## AIM
Restate the whole listing word for word. Pictures are left out.

-- -- --

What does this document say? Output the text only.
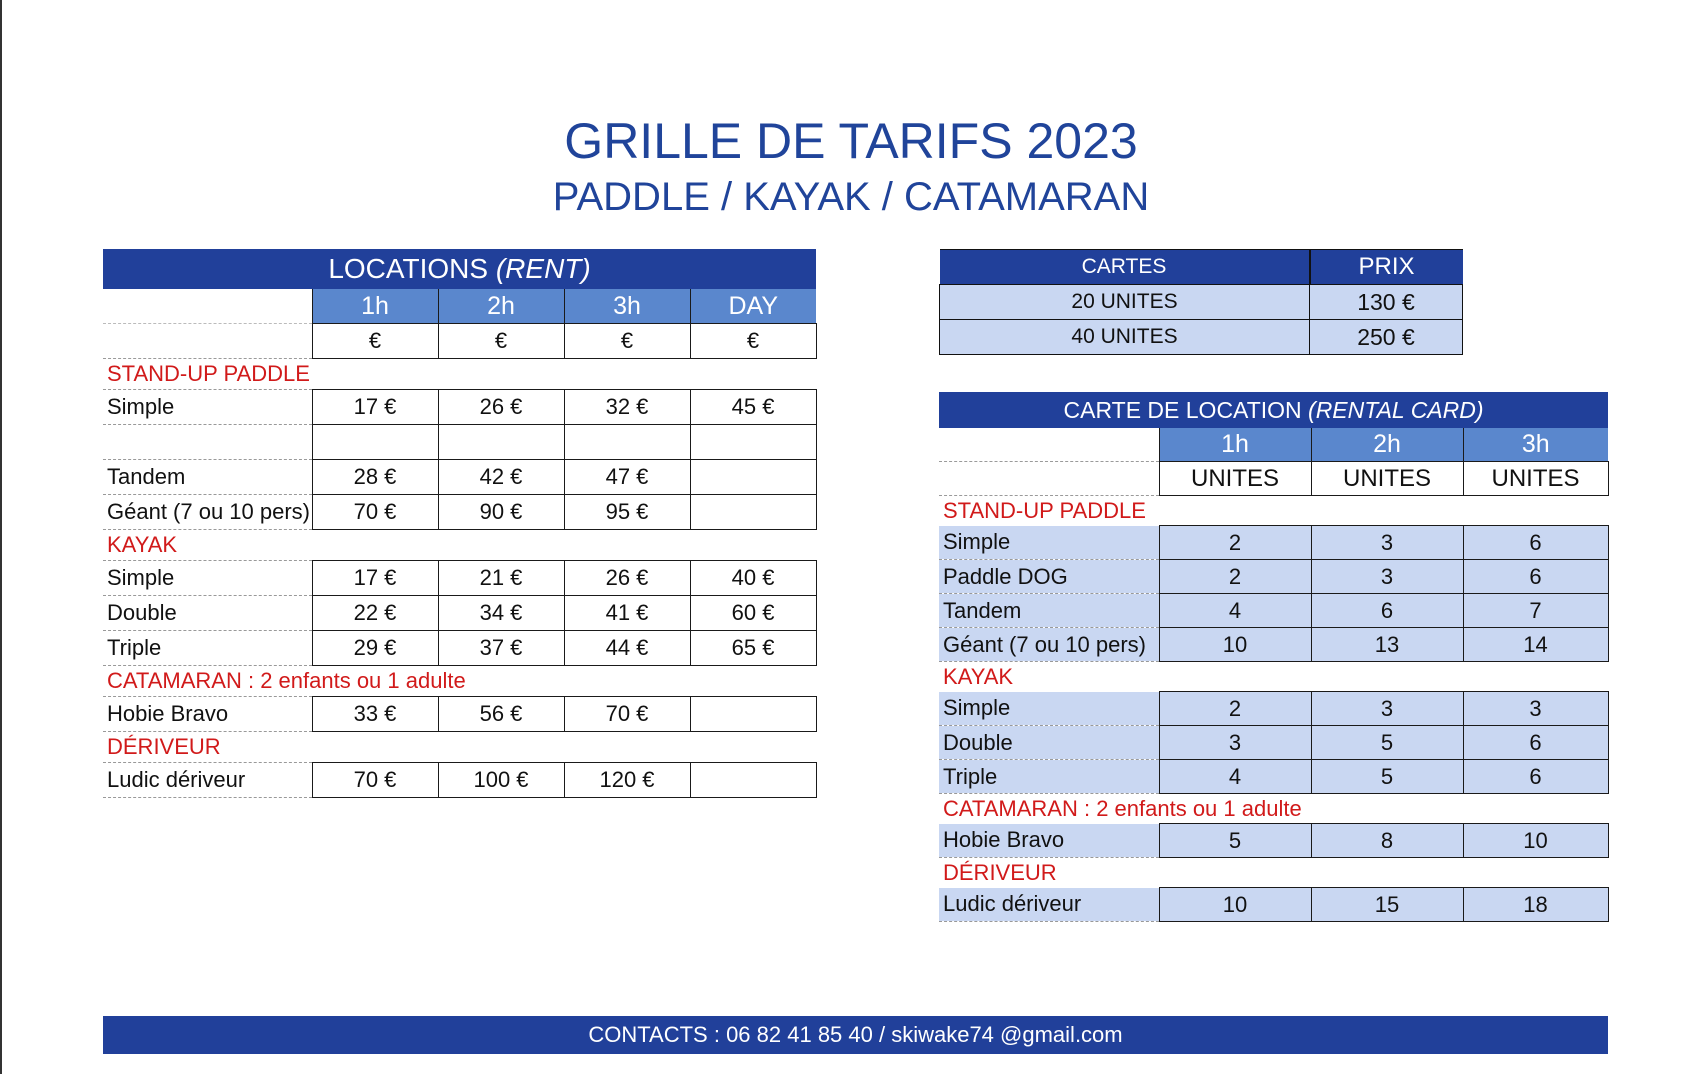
GRILLE DE TARIFS 2023
PADDLE / KAYAK / CATAMARAN
LOCATIONS (RENT)				
	1h	2h	3h	DAY
	€	€	€	€
STAND-UP PADDLE				
Simple	17 €	26 €	32 €	45 €

Tandem	28 €	42 €	47 €	
Géant (7 ou 10 pers)	70 €	90 €	95 €	
KAYAK				
Simple	17 €	21 €	26 €	40 €
Double	22 €	34 €	41 €	60 €
Triple	29 €	37 €	44 €	65 €
CATAMARAN : 2 enfants ou 1 adulte				
Hobie Bravo	33 €	56 €	70 €	
DÉRIVEUR				
Ludic dériveur	70 €	100 €	120 €	
CARTES	PRIX
20 UNITES	130 €
40 UNITES	250 €
CARTE DE LOCATION (RENTAL CARD)			
	1h	2h	3h
	UNITES	UNITES	UNITES
STAND-UP PADDLE			
Simple	2	3	6
Paddle DOG	2	3	6
Tandem	4	6	7
Géant (7 ou 10 pers)	10	13	14
KAYAK			
Simple	2	3	3
Double	3	5	6
Triple	4	5	6
CATAMARAN : 2 enfants ou 1 adulte			
Hobie Bravo	5	8	10
DÉRIVEUR			
Ludic dériveur	10	15	18
CONTACTS : 06 82 41 85 40 / skiwake74 @gmail.com
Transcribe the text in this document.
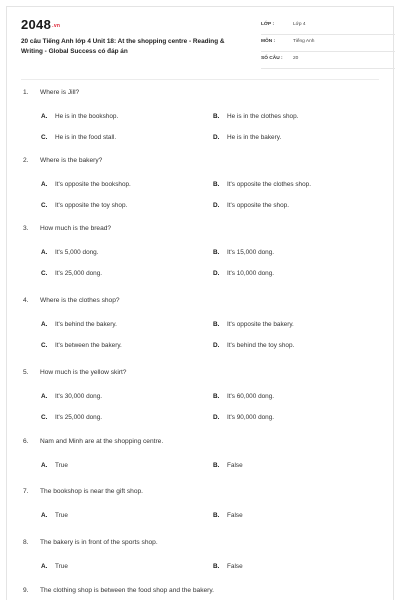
2048.vn
20 câu Tiếng Anh lớp 4 Unit 18: At the shopping centre - Reading & Writing - Global Success có đáp án
LỚP :	Lớp 4
MÔN :	Tiếng Anh
SỐ CÂU : 20
1. Where is Jill?
A. He is in the bookshop.	B. He is in the clothes shop.
C. He is in the food stall.	D. He is in the bakery.
2. Where is the bakery?
A. It's opposite the bookshop.	B. It's opposite the clothes shop.
C. It's opposite the toy shop.	D. It's opposite the shop.
3. How much is the bread?
A. It's 5,000 dong.	B. It's 15,000 dong.
C. It's 25,000 dong.	D. It's 10,000 dong.
4. Where is the clothes shop?
A. It's behind the bakery.	B. It's opposite the bakery.
C. It's between the bakery.	D. It's behind the toy shop.
5. How much is the yellow skirt?
A. It's 30,000 dong.	B. It's 60,000 dong.
C. It's 25,000 dong.	D. It's 90,000 dong.
6. Nam and Minh are at the shopping centre.
A. True	B. False
7. The bookshop is near the gift shop.
A. True	B. False
8. The bakery is in front of the sports shop.
A. True	B. False
9. The clothing shop is between the food shop and the bakery.
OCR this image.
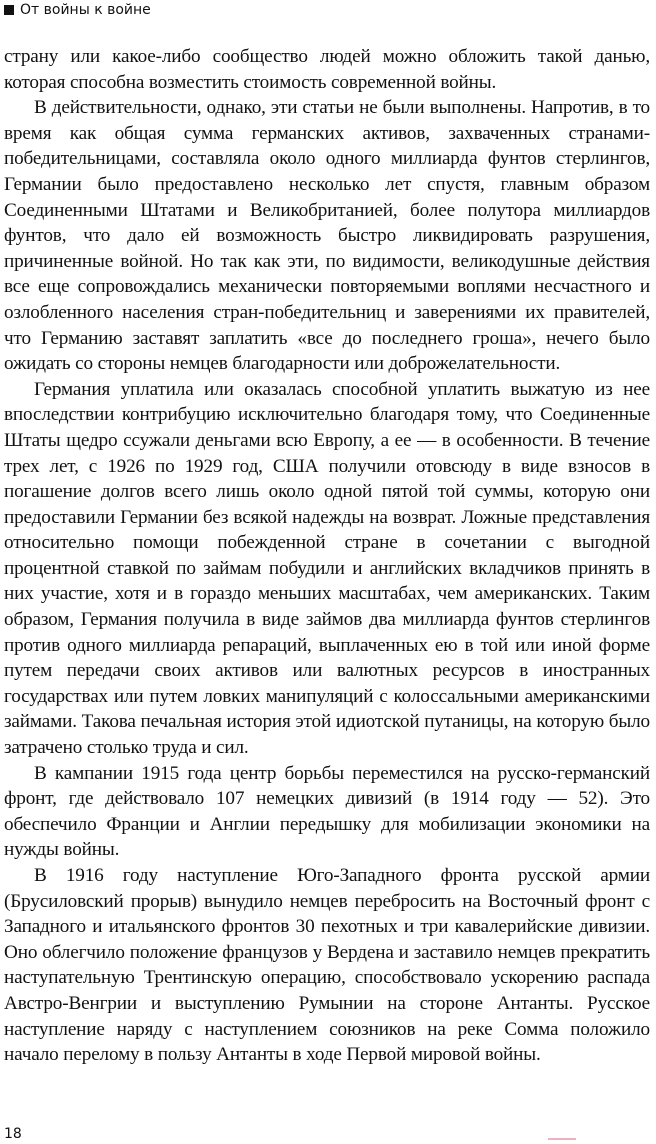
От войны к войне

страну или какое-либо сообщество людей можно обложить такой данью, которая способна возместить стоимость современной войны.

В действительности, однако, эти статьи не были выполнены. Напротив, в то время как общая сумма германских активов, захваченных странами-победительницами, составляла около одного миллиарда фунтов стерлингов, Германии было предоставлено несколько лет спустя, главным образом Соединенными Штатами и Великобританией, более полутора миллиардов фунтов, что дало ей возможность быстро ликвидировать разрушения, причиненные войной. Но так как эти, по видимости, великодушные действия все еще сопровождались механически повторяемыми воплями несчастного и озлобленного населения стран-победительниц и заверениями их правителей, что Германию заставят заплатить «все до последнего гроша», нечего было ожидать со стороны немцев благодарности или доброжелательности.

Германия уплатила или оказалась способной уплатить выжатую из нее впоследствии контрибуцию исключительно благодаря тому, что Соединенные Штаты щедро ссужали деньгами всю Европу, а ее — в особенности. В течение трех лет, с 1926 по 1929 год, США получили отовсюду в виде взносов в погашение долгов всего лишь около одной пятой той суммы, которую они предоставили Германии без всякой надежды на возврат. Ложные представления относительно помощи побежденной стране в сочетании с выгодной процентной ставкой по займам побудили и английских вкладчиков принять в них участие, хотя и в гораздо меньших масштабах, чем американских. Таким образом, Германия получила в виде займов два миллиарда фунтов стерлингов против одного миллиарда репараций, выплаченных ею в той или иной форме путем передачи своих активов или валютных ресурсов в иностранных государствах или путем ловких манипуляций с колоссальными американскими займами. Такова печальная история этой идиотской путаницы, на которую было затрачено столько труда и сил.

В кампании 1915 года центр борьбы переместился на русско-германский фронт, где действовало 107 немецких дивизий (в 1914 году — 52). Это обеспечило Франции и Англии передышку для мобилизации экономики на нужды войны.

В 1916 году наступление Юго-Западного фронта русской армии (Брусиловский прорыв) вынудило немцев перебросить на Восточный фронт с Западного и итальянского фронтов 30 пехотных и три кавалерийские дивизии. Оно облегчило положение французов у Вердена и заставило немцев прекратить наступательную Трентинскую операцию, способствовало ускорению распада Австро-Венгрии и выступлению Румынии на стороне Антанты. Русское наступление наряду с наступлением союзников на реке Сомма положило начало перелому в пользу Антанты в ходе Первой мировой войны.

18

-- -- --

## EXPECTED OUTPUT
What does this document say? Output the text only.
GRILLE DE TARIFS 2023
PADDLE / KAYAK / CATAMARAN
LOCATIONS (RENT)				
	1h	2h	3h	DAY
	€	€	€	€
STAND-UP PADDLE				
Simple	17 €	26 €	32 €	45 €

Tandem	28 €	42 €	47 €	
Géant (7 ou 10 pers)	70 €	90 €	95 €	
KAYAK				
Simple	17 €	21 €	26 €	40 €
Double	22 €	34 €	41 €	60 €
Triple	29 €	37 €	44 €	65 €
CATAMARAN : 2 enfants ou 1 adulte				
Hobie Bravo	33 €	56 €	70 €	
DÉRIVEUR				
Ludic dériveur	70 €	100 €	120 €	
CARTES	PRIX
20 UNITES	130 €
40 UNITES	250 €
CARTE DE LOCATION (RENTAL CARD)			
	1h	2h	3h
	UNITES	UNITES	UNITES
STAND-UP PADDLE			
Simple	2	3	6
Paddle DOG	2	3	6
Tandem	4	6	7
Géant (7 ou 10 pers)	10	13	14
KAYAK			
Simple	2	3	3
Double	3	5	6
Triple	4	5	6
CATAMARAN : 2 enfants ou 1 adulte			
Hobie Bravo	5	8	10
DÉRIVEUR			
Ludic dériveur	10	15	18
CONTACTS : 06 82 41 85 40 / skiwake74 @gmail.com
Transcribe the text in this document.
2048.vn
20 câu Tiếng Anh lớp 4 Unit 18: At the shopping centre - Reading & Writing - Global Success có đáp án
LỚP :	Lớp 4
MÔN :	Tiếng Anh
SỐ CÂU : 20
1. Where is Jill?
A. He is in the bookshop.	B. He is in the clothes shop.
C. He is in the food stall.	D. He is in the bakery.
2. Where is the bakery?
A. It's opposite the bookshop.	B. It's opposite the clothes shop.
C. It's opposite the toy shop.	D. It's opposite the shop.
3. How much is the bread?
A. It's 5,000 dong.	B. It's 15,000 dong.
C. It's 25,000 dong.	D. It's 10,000 dong.
4. Where is the clothes shop?
A. It's behind the bakery.	B. It's opposite the bakery.
C. It's between the bakery.	D. It's behind the toy shop.
5. How much is the yellow skirt?
A. It's 30,000 dong.	B. It's 60,000 dong.
C. It's 25,000 dong.	D. It's 90,000 dong.
6. Nam and Minh are at the shopping centre.
A. True	B. False
7. The bookshop is near the gift shop.
A. True	B. False
8. The bakery is in front of the sports shop.
A. True	B. False
9. The clothing shop is between the food shop and the bakery.
OCR this image.
От войны к войне

страну или какое-либо сообщество людей можно обложить такой данью, которая способна возместить стоимость современной войны.

В действительности, однако, эти статьи не были выполнены. Напротив, в то время как общая сумма германских активов, захваченных странами-победительницами, составляла около одного миллиарда фунтов стерлингов, Германии было предоставлено несколько лет спустя, главным образом Соединенными Штатами и Великобританией, более полутора миллиардов фунтов, что дало ей возможность быстро ликвидировать разрушения, причиненные войной. Но так как эти, по видимости, великодушные действия все еще сопровождались механически повторяемыми воплями несчастного и озлобленного населения стран-победительниц и заверениями их правителей, что Германию заставят заплатить «все до последнего гроша», нечего было ожидать со стороны немцев благодарности или доброжелательности.

Германия уплатила или оказалась способной уплатить выжатую из нее впоследствии контрибуцию исключительно благодаря тому, что Соединенные Штаты щедро ссужали деньгами всю Европу, а ее — в особенности. В течение трех лет, с 1926 по 1929 год, США получили отовсюду в виде взносов в погашение долгов всего лишь около одной пятой той суммы, которую они предоставили Германии без всякой надежды на возврат. Ложные представления относительно помощи побежденной стране в сочетании с выгодной процентной ставкой по займам побудили и английских вкладчиков принять в них участие, хотя и в гораздо меньших масштабах, чем американских. Таким образом, Германия получила в виде займов два миллиарда фунтов стерлингов против одного миллиарда репараций, выплаченных ею в той или иной форме путем передачи своих активов или валютных ресурсов в иностранных государствах или путем ловких манипуляций с колоссальными американскими займами. Такова печальная история этой идиотской путаницы, на которую было затрачено столько труда и сил.

В кампании 1915 года центр борьбы переместился на русско-германский фронт, где действовало 107 немецких дивизий (в 1914 году — 52). Это обеспечило Франции и Англии передышку для мобилизации экономики на нужды войны.

В 1916 году наступление Юго-Западного фронта русской армии (Брусиловский прорыв) вынудило немцев перебросить на Восточный фронт с Западного и итальянского фронтов 30 пехотных и три кавалерийские дивизии. Оно облегчило положение французов у Вердена и заставило немцев прекратить наступательную Трентинскую операцию, способствовало ускорению распада Австро-Венгрии и выступлению Румынии на стороне Антанты. Русское наступление наряду с наступлением союзников на реке Сомма положило начало перелому в пользу Антанты в ходе Первой мировой войны.

18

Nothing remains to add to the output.